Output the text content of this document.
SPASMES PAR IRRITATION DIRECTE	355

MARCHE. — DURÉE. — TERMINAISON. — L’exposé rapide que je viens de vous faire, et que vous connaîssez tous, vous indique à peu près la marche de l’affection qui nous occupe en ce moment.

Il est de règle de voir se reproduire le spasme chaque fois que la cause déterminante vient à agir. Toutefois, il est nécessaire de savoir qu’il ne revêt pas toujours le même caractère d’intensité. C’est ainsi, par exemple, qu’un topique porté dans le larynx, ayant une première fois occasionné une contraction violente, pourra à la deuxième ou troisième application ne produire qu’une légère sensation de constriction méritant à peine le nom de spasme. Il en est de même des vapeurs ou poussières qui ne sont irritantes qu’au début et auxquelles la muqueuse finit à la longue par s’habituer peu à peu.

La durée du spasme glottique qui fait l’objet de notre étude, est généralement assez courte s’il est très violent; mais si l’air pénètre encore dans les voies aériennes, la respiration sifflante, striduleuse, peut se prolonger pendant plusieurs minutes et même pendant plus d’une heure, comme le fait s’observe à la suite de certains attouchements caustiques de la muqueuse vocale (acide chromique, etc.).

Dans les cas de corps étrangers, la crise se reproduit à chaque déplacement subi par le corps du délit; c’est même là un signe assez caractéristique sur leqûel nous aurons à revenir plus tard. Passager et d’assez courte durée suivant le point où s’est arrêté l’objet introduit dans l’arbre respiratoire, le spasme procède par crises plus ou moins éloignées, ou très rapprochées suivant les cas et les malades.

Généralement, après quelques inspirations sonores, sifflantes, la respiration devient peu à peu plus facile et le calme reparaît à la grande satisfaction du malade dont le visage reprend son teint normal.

* Task statement
Look through the data above. Find each line with the string "courte" and copy it.

* Result
La durée du spasme glottique qui fait l’objet de notre étude, est généralement assez courte s’il est très violent; mais si l’air pénètre encore dans les voies aériennes, la respiration sifflante, striduleuse, peut se prolonger pendant plusieurs minutes et même pendant plus d’une heure, comme le fait s’observe à la suite de certains attouchements caustiques de la muqueuse vocale (acide chromique, etc.).
Dans les cas de corps étrangers, la crise se reproduit à chaque déplacement subi par le corps du délit; c’est même là un signe assez caractéristique sur leqûel nous aurons à revenir plus tard. Passager et d’assez courte durée suivant le point où s’est arrêté l’objet introduit dans l’arbre respiratoire, le spasme procède par crises plus ou moins éloignées, ou très rapprochées suivant les cas et les malades.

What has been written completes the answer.